Given instruction → Reproduce every entry that follows word for word, but omit the images.

(Stored data)
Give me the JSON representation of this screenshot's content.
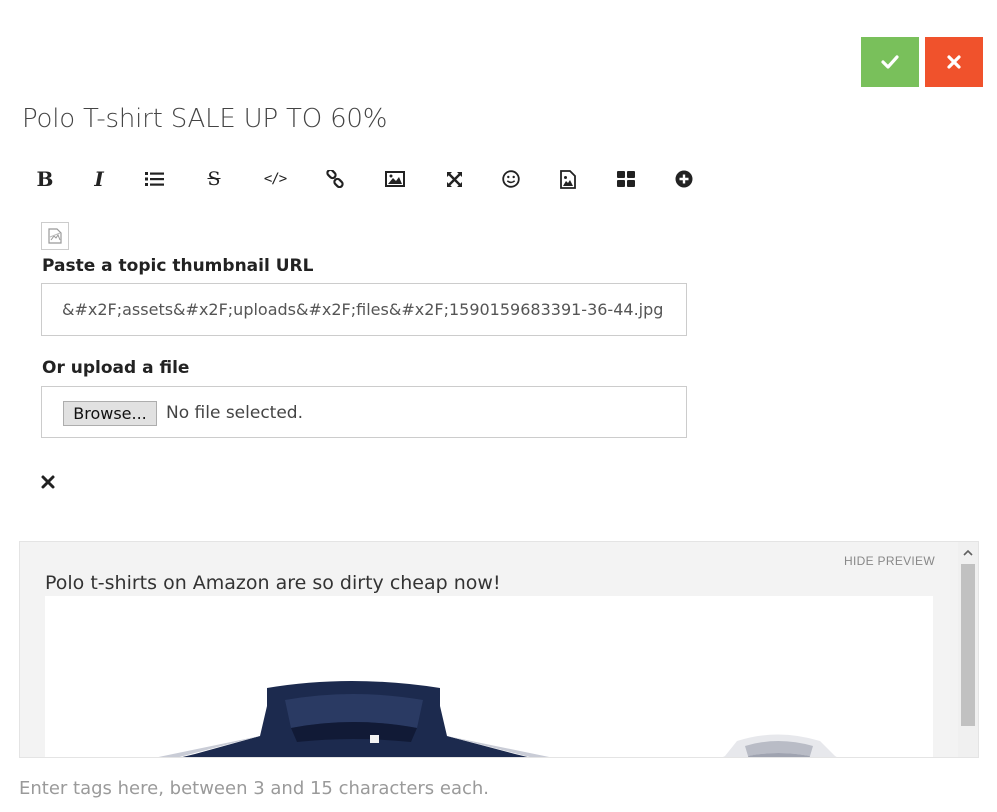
{
  "header": {
    "confirm_icon": "check-icon",
    "cancel_icon": "close-icon",
    "confirm_color": "#79c05b",
    "cancel_color": "#f0522c"
  },
  "title": "Polo T-shirt SALE UP TO 60%",
  "toolbar": {
    "items": [
      {
        "icon": "bold-icon",
        "glyph": "B"
      },
      {
        "icon": "italic-icon",
        "glyph": "I"
      },
      {
        "icon": "list-icon"
      },
      {
        "icon": "strikethrough-icon",
        "glyph": "S"
      },
      {
        "icon": "code-icon",
        "glyph": "</>"
      },
      {
        "icon": "link-icon"
      },
      {
        "icon": "image-icon"
      },
      {
        "icon": "fullscreen-icon"
      },
      {
        "icon": "emoji-icon"
      },
      {
        "icon": "upload-image-icon"
      },
      {
        "icon": "grid-icon"
      },
      {
        "icon": "plus-circle-icon"
      }
    ]
  },
  "thumbnail": {
    "url_label": "Paste a topic thumbnail URL",
    "url_value": "&#x2F;assets&#x2F;uploads&#x2F;files&#x2F;1590159683391-36-44.jpg",
    "upload_label": "Or upload a file",
    "browse_label": "Browse...",
    "no_file_text": "No file selected."
  },
  "preview": {
    "hide_label": "HIDE PREVIEW",
    "text": "Polo t-shirts on Amazon are so dirty cheap now!"
  },
  "tags": {
    "placeholder": "Enter tags here, between 3 and 15 characters each."
  }
}
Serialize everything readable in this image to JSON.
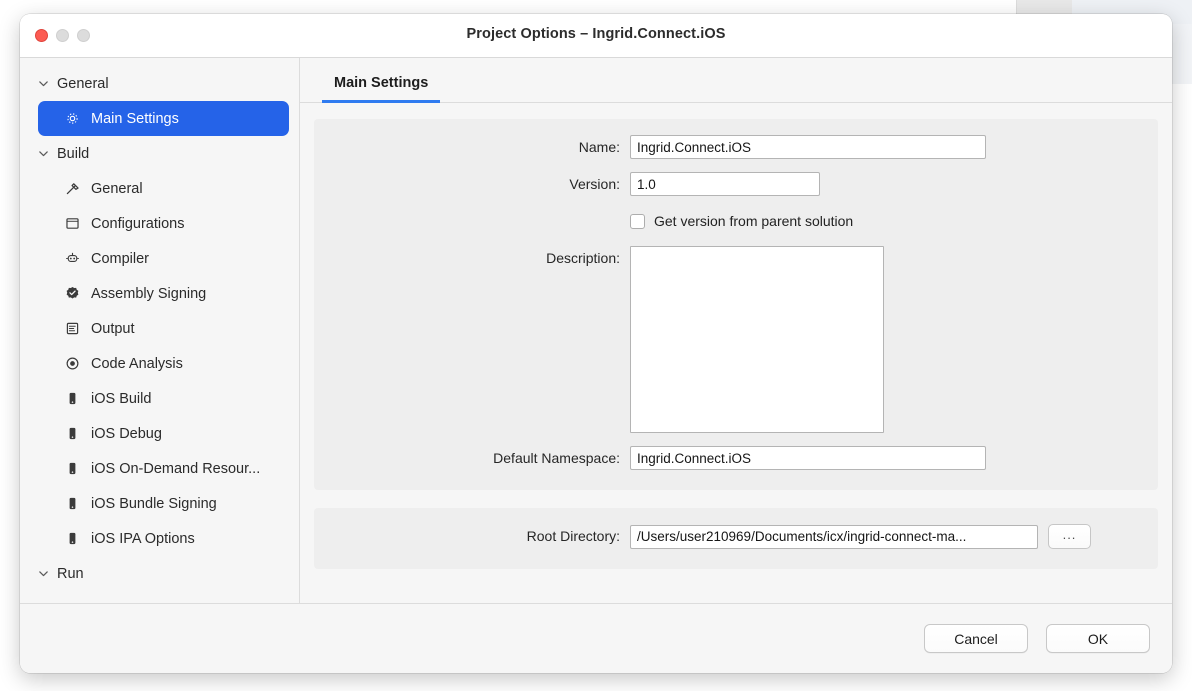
{
  "window": {
    "title": "Project Options – Ingrid.Connect.iOS",
    "traffic_lights": {
      "close": "close-button",
      "minimize": "minimize-button",
      "maximize": "maximize-button"
    },
    "accent_color": "#2563e8",
    "tab_underline_color": "#2f7bf0"
  },
  "sidebar": {
    "groups": [
      {
        "label": "General",
        "expanded": true
      },
      {
        "label": "Build",
        "expanded": true
      },
      {
        "label": "Run",
        "expanded": true
      }
    ],
    "items": [
      {
        "label": "Main Settings",
        "icon": "gear-icon",
        "selected": true,
        "group": "General"
      },
      {
        "label": "General",
        "icon": "hammer-icon",
        "selected": false,
        "group": "Build"
      },
      {
        "label": "Configurations",
        "icon": "square-icon",
        "selected": false,
        "group": "Build"
      },
      {
        "label": "Compiler",
        "icon": "compiler-icon",
        "selected": false,
        "group": "Build"
      },
      {
        "label": "Assembly Signing",
        "icon": "seal-badge-icon",
        "selected": false,
        "group": "Build"
      },
      {
        "label": "Output",
        "icon": "document-lines-icon",
        "selected": false,
        "group": "Build"
      },
      {
        "label": "Code Analysis",
        "icon": "radio-target-icon",
        "selected": false,
        "group": "Build"
      },
      {
        "label": "iOS Build",
        "icon": "phone-icon",
        "selected": false,
        "group": "Build"
      },
      {
        "label": "iOS Debug",
        "icon": "phone-icon",
        "selected": false,
        "group": "Build"
      },
      {
        "label": "iOS On-Demand Resour...",
        "icon": "phone-icon",
        "selected": false,
        "group": "Build"
      },
      {
        "label": "iOS Bundle Signing",
        "icon": "phone-icon",
        "selected": false,
        "group": "Build"
      },
      {
        "label": "iOS IPA Options",
        "icon": "phone-icon",
        "selected": false,
        "group": "Build"
      }
    ]
  },
  "main": {
    "tabs": [
      {
        "label": "Main Settings",
        "active": true
      }
    ],
    "general_panel": {
      "name_label": "Name:",
      "name_value": "Ingrid.Connect.iOS",
      "version_label": "Version:",
      "version_value": "1.0",
      "parent_version_checkbox_label": "Get version from parent solution",
      "parent_version_checked": false,
      "description_label": "Description:",
      "description_value": "",
      "namespace_label": "Default Namespace:",
      "namespace_value": "Ingrid.Connect.iOS"
    },
    "location_panel": {
      "root_directory_label": "Root Directory:",
      "root_directory_value": "/Users/user210969/Documents/icx/ingrid-connect-ma...",
      "browse_button_label": "..."
    }
  },
  "footer": {
    "cancel_label": "Cancel",
    "ok_label": "OK"
  }
}
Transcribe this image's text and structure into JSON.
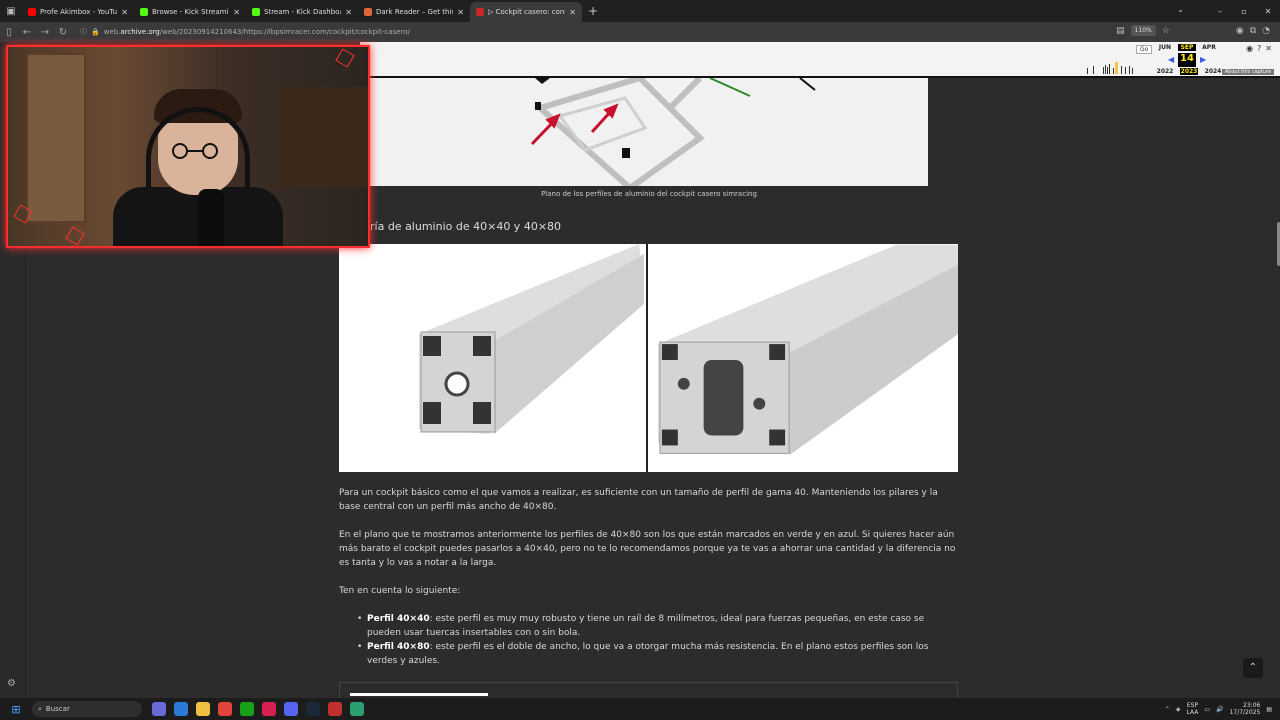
{
  "browser": {
    "tabs": [
      {
        "title": "Profe Akimbox - YouTube",
        "color": "#ff0000",
        "active": false
      },
      {
        "title": "Browse - Kick Streaming",
        "color": "#53fc18",
        "active": false
      },
      {
        "title": "Stream - Kick Dashboard",
        "color": "#53fc18",
        "active": false
      },
      {
        "title": "Dark Reader – Get this Extensio",
        "color": "#e0643c",
        "active": false
      },
      {
        "title": "▷ Cockpit casero: construye tu",
        "color": "#c62828",
        "active": true
      }
    ],
    "url_prefix": "web.",
    "url_host": "archive.org",
    "url_path": "/web/20230914210643/https://lbpsimracer.com/cockpit/cockpit-casero/",
    "zoom": "110%"
  },
  "wayback": {
    "go_label": "Go",
    "months": [
      "JUN",
      "SEP",
      "APR"
    ],
    "day": "14",
    "years": [
      "2022",
      "2023",
      "2024"
    ],
    "about_label": "About this capture"
  },
  "article": {
    "figure_caption": "Plano de los perfiles de aluminio del cockpit casero simracing",
    "section_heading": "ría de aluminio de 40×40 y 40×80",
    "paragraphs": [
      "Para un cockpit básico como el que vamos a realizar, es suficiente con un tamaño de perfil de gama 40. Manteniendo los pilares y la base central con un perfil más ancho de 40×80.",
      "En el plano que te mostramos anteriormente los perfiles de 40×80 son los que están marcados en verde y en azul. Si quieres hacer aún más barato el cockpit puedes pasarlos a 40×40, pero no te lo recomendamos porque ya te vas a ahorrar una cantidad y la diferencia no es tanta y lo vas a notar a la larga.",
      "Ten en cuenta lo siguiente:"
    ],
    "bullets": [
      {
        "bold": "Perfil 40×40",
        "text": ": este perfil es muy muy robusto y tiene un raíl de 8 milímetros, ideal para fuerzas pequeñas, en este caso se pueden usar tuercas insertables con o sin bola."
      },
      {
        "bold": "Perfil 40×80",
        "text": ": este perfil es el doble de ancho, lo que va a otorgar mucha más resistencia. En el plano estos perfiles son los verdes y azules."
      }
    ]
  },
  "taskbar": {
    "search_placeholder": "Buscar",
    "lang_top": "ESP",
    "lang_bottom": "LAA",
    "time": "23:06",
    "date": "17/7/2025"
  }
}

Full response →
Give me the JSON representation of this screenshot's content.
{
  "header": {
    "confirm_icon": "check-icon",
    "cancel_icon": "close-icon",
    "confirm_color": "#79c05b",
    "cancel_color": "#f0522c"
  },
  "title": "Polo T-shirt SALE UP TO 60%",
  "toolbar": {
    "items": [
      {
        "icon": "bold-icon",
        "glyph": "B"
      },
      {
        "icon": "italic-icon",
        "glyph": "I"
      },
      {
        "icon": "list-icon"
      },
      {
        "icon": "strikethrough-icon",
        "glyph": "S"
      },
      {
        "icon": "code-icon",
        "glyph": "</>"
      },
      {
        "icon": "link-icon"
      },
      {
        "icon": "image-icon"
      },
      {
        "icon": "fullscreen-icon"
      },
      {
        "icon": "emoji-icon"
      },
      {
        "icon": "upload-image-icon"
      },
      {
        "icon": "grid-icon"
      },
      {
        "icon": "plus-circle-icon"
      }
    ]
  },
  "thumbnail": {
    "url_label": "Paste a topic thumbnail URL",
    "url_value": "&#x2F;assets&#x2F;uploads&#x2F;files&#x2F;1590159683391-36-44.jpg",
    "upload_label": "Or upload a file",
    "browse_label": "Browse...",
    "no_file_text": "No file selected."
  },
  "preview": {
    "hide_label": "HIDE PREVIEW",
    "text": "Polo t-shirts on Amazon are so dirty cheap now!"
  },
  "tags": {
    "placeholder": "Enter tags here, between 3 and 15 characters each."
  }
}
Serialize everything readable in this image to JSON.
{
  "window": {
    "title": "Project Options – Ingrid.Connect.iOS",
    "traffic_lights": {
      "close": "close-button",
      "minimize": "minimize-button",
      "maximize": "maximize-button"
    },
    "accent_color": "#2563e8",
    "tab_underline_color": "#2f7bf0"
  },
  "sidebar": {
    "groups": [
      {
        "label": "General",
        "expanded": true
      },
      {
        "label": "Build",
        "expanded": true
      },
      {
        "label": "Run",
        "expanded": true
      }
    ],
    "items": [
      {
        "label": "Main Settings",
        "icon": "gear-icon",
        "selected": true,
        "group": "General"
      },
      {
        "label": "General",
        "icon": "hammer-icon",
        "selected": false,
        "group": "Build"
      },
      {
        "label": "Configurations",
        "icon": "square-icon",
        "selected": false,
        "group": "Build"
      },
      {
        "label": "Compiler",
        "icon": "compiler-icon",
        "selected": false,
        "group": "Build"
      },
      {
        "label": "Assembly Signing",
        "icon": "seal-badge-icon",
        "selected": false,
        "group": "Build"
      },
      {
        "label": "Output",
        "icon": "document-lines-icon",
        "selected": false,
        "group": "Build"
      },
      {
        "label": "Code Analysis",
        "icon": "radio-target-icon",
        "selected": false,
        "group": "Build"
      },
      {
        "label": "iOS Build",
        "icon": "phone-icon",
        "selected": false,
        "group": "Build"
      },
      {
        "label": "iOS Debug",
        "icon": "phone-icon",
        "selected": false,
        "group": "Build"
      },
      {
        "label": "iOS On-Demand Resour...",
        "icon": "phone-icon",
        "selected": false,
        "group": "Build"
      },
      {
        "label": "iOS Bundle Signing",
        "icon": "phone-icon",
        "selected": false,
        "group": "Build"
      },
      {
        "label": "iOS IPA Options",
        "icon": "phone-icon",
        "selected": false,
        "group": "Build"
      }
    ]
  },
  "main": {
    "tabs": [
      {
        "label": "Main Settings",
        "active": true
      }
    ],
    "general_panel": {
      "name_label": "Name:",
      "name_value": "Ingrid.Connect.iOS",
      "version_label": "Version:",
      "version_value": "1.0",
      "parent_version_checkbox_label": "Get version from parent solution",
      "parent_version_checked": false,
      "description_label": "Description:",
      "description_value": "",
      "namespace_label": "Default Namespace:",
      "namespace_value": "Ingrid.Connect.iOS"
    },
    "location_panel": {
      "root_directory_label": "Root Directory:",
      "root_directory_value": "/Users/user210969/Documents/icx/ingrid-connect-ma...",
      "browse_button_label": "..."
    }
  },
  "footer": {
    "cancel_label": "Cancel",
    "ok_label": "OK"
  }
}
Transcribe this image's text and structure into JSON.
{
  "browser": {
    "tabs": [
      {
        "title": "Profe Akimbox - YouTube",
        "color": "#ff0000",
        "active": false
      },
      {
        "title": "Browse - Kick Streaming",
        "color": "#53fc18",
        "active": false
      },
      {
        "title": "Stream - Kick Dashboard",
        "color": "#53fc18",
        "active": false
      },
      {
        "title": "Dark Reader – Get this Extensio",
        "color": "#e0643c",
        "active": false
      },
      {
        "title": "▷ Cockpit casero: construye tu",
        "color": "#c62828",
        "active": true
      }
    ],
    "url_prefix": "web.",
    "url_host": "archive.org",
    "url_path": "/web/20230914210643/https://lbpsimracer.com/cockpit/cockpit-casero/",
    "zoom": "110%"
  },
  "wayback": {
    "go_label": "Go",
    "months": [
      "JUN",
      "SEP",
      "APR"
    ],
    "day": "14",
    "years": [
      "2022",
      "2023",
      "2024"
    ],
    "about_label": "About this capture"
  },
  "article": {
    "figure_caption": "Plano de los perfiles de aluminio del cockpit casero simracing",
    "section_heading": "ría de aluminio de 40×40 y 40×80",
    "paragraphs": [
      "Para un cockpit básico como el que vamos a realizar, es suficiente con un tamaño de perfil de gama 40. Manteniendo los pilares y la base central con un perfil más ancho de 40×80.",
      "En el plano que te mostramos anteriormente los perfiles de 40×80 son los que están marcados en verde y en azul. Si quieres hacer aún más barato el cockpit puedes pasarlos a 40×40, pero no te lo recomendamos porque ya te vas a ahorrar una cantidad y la diferencia no es tanta y lo vas a notar a la larga.",
      "Ten en cuenta lo siguiente:"
    ],
    "bullets": [
      {
        "bold": "Perfil 40×40",
        "text": ": este perfil es muy muy robusto y tiene un raíl de 8 milímetros, ideal para fuerzas pequeñas, en este caso se pueden usar tuercas insertables con o sin bola."
      },
      {
        "bold": "Perfil 40×80",
        "text": ": este perfil es el doble de ancho, lo que va a otorgar mucha más resistencia. En el plano estos perfiles son los verdes y azules."
      }
    ]
  },
  "taskbar": {
    "search_placeholder": "Buscar",
    "lang_top": "ESP",
    "lang_bottom": "LAA",
    "time": "23:06",
    "date": "17/7/2025"
  }
}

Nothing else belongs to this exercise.